--- begin SUPPLIED INFORMATION ---

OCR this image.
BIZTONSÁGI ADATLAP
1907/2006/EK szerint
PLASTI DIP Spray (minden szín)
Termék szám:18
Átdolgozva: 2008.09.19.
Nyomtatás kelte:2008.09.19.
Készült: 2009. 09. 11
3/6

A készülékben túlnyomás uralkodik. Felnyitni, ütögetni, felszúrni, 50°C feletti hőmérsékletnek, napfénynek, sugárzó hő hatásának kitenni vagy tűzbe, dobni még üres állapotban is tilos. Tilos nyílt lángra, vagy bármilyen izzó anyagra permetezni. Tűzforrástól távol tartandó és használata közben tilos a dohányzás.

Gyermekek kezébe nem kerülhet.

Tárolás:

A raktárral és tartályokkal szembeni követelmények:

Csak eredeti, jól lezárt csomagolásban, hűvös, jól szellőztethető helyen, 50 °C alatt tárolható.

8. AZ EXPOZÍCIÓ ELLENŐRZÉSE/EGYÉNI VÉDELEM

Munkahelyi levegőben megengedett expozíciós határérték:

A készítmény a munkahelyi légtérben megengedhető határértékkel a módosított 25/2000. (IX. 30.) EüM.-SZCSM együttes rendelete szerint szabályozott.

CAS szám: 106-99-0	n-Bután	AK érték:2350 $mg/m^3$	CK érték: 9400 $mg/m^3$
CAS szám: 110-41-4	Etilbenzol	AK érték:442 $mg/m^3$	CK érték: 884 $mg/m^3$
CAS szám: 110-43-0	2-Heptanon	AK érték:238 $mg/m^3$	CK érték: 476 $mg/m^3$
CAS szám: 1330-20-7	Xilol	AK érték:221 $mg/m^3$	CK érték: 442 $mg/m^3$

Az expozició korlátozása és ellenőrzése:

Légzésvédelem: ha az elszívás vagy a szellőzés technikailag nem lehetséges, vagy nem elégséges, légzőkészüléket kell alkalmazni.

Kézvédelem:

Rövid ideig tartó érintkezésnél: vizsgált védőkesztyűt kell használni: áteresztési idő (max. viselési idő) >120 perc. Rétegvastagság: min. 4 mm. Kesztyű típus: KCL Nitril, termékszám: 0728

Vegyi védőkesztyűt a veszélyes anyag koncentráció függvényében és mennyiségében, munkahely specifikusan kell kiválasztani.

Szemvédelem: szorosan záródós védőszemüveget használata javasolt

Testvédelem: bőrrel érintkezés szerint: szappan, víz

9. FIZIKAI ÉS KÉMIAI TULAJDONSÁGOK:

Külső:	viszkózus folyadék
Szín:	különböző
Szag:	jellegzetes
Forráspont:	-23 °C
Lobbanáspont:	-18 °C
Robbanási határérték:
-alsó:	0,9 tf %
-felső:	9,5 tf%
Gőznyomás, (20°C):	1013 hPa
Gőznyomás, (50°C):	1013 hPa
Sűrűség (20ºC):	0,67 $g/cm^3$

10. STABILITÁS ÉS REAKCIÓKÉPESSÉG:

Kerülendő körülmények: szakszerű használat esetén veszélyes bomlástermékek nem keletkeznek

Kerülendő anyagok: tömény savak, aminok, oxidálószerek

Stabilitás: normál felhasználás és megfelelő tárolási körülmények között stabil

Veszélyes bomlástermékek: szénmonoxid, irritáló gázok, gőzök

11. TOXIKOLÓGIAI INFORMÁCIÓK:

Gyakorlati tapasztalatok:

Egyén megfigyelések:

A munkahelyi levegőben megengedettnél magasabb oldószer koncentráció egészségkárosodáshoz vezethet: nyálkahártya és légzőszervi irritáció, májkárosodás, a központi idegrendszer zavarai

--- end SUPPLIED INFORMATION ---

--- DIRECTIONS FOR THIS TASK ---
Write the entries again, exactly as they stand.

--- EXERCISE RESULT ---
OCR this image.
BIZTONSÁGI ADATLAP
1907/2006/EK szerint
PLASTI DIP Spray (minden szín)
Termék szám:18
Átdolgozva: 2008.09.19.
Nyomtatás kelte:2008.09.19.
Készült: 2009. 09. 11
3/6

A készülékben túlnyomás uralkodik. Felnyitni, ütögetni, felszúrni, 50°C feletti hőmérsékletnek, napfénynek, sugárzó hő hatásának kitenni vagy tűzbe, dobni még üres állapotban is tilos. Tilos nyílt lángra, vagy bármilyen izzó anyagra permetezni. Tűzforrástól távol tartandó és használata közben tilos a dohányzás.

Gyermekek kezébe nem kerülhet.

Tárolás:

A raktárral és tartályokkal szembeni követelmények:

Csak eredeti, jól lezárt csomagolásban, hűvös, jól szellőztethető helyen, 50 °C alatt tárolható.

8. AZ EXPOZÍCIÓ ELLENŐRZÉSE/EGYÉNI VÉDELEM

Munkahelyi levegőben megengedett expozíciós határérték:

A készítmény a munkahelyi légtérben megengedhető határértékkel a módosított 25/2000. (IX. 30.) EüM.-SZCSM együttes rendelete szerint szabályozott.

CAS szám: 106-99-0	n-Bután	AK érték:2350 $mg/m^3$	CK érték: 9400 $mg/m^3$
CAS szám: 110-41-4	Etilbenzol	AK érték:442 $mg/m^3$	CK érték: 884 $mg/m^3$
CAS szám: 110-43-0	2-Heptanon	AK érték:238 $mg/m^3$	CK érték: 476 $mg/m^3$
CAS szám: 1330-20-7	Xilol	AK érték:221 $mg/m^3$	CK érték: 442 $mg/m^3$

Az expozició korlátozása és ellenőrzése:

Légzésvédelem: ha az elszívás vagy a szellőzés technikailag nem lehetséges, vagy nem elégséges, légzőkészüléket kell alkalmazni.

Kézvédelem:

Rövid ideig tartó érintkezésnél: vizsgált védőkesztyűt kell használni: áteresztési idő (max. viselési idő) >120 perc. Rétegvastagság: min. 4 mm. Kesztyű típus: KCL Nitril, termékszám: 0728

Vegyi védőkesztyűt a veszélyes anyag koncentráció függvényében és mennyiségében, munkahely specifikusan kell kiválasztani.

Szemvédelem: szorosan záródós védőszemüveget használata javasolt

Testvédelem: bőrrel érintkezés szerint: szappan, víz

9. FIZIKAI ÉS KÉMIAI TULAJDONSÁGOK:

Külső:	viszkózus folyadék
Szín:	különböző
Szag:	jellegzetes
Forráspont:	-23 °C
Lobbanáspont:	-18 °C
Robbanási határérték:
-alsó:	0,9 tf %
-felső:	9,5 tf%
Gőznyomás, (20°C):	1013 hPa
Gőznyomás, (50°C):	1013 hPa
Sűrűség (20ºC):	0,67 $g/cm^3$

10. STABILITÁS ÉS REAKCIÓKÉPESSÉG:

Kerülendő körülmények: szakszerű használat esetén veszélyes bomlástermékek nem keletkeznek

Kerülendő anyagok: tömény savak, aminok, oxidálószerek

Stabilitás: normál felhasználás és megfelelő tárolási körülmények között stabil

Veszélyes bomlástermékek: szénmonoxid, irritáló gázok, gőzök

11. TOXIKOLÓGIAI INFORMÁCIÓK:

Gyakorlati tapasztalatok:

Egyén megfigyelések:

A munkahelyi levegőben megengedettnél magasabb oldószer koncentráció egészségkárosodáshoz vezethet: nyálkahártya és légzőszervi irritáció, májkárosodás, a központi idegrendszer zavarai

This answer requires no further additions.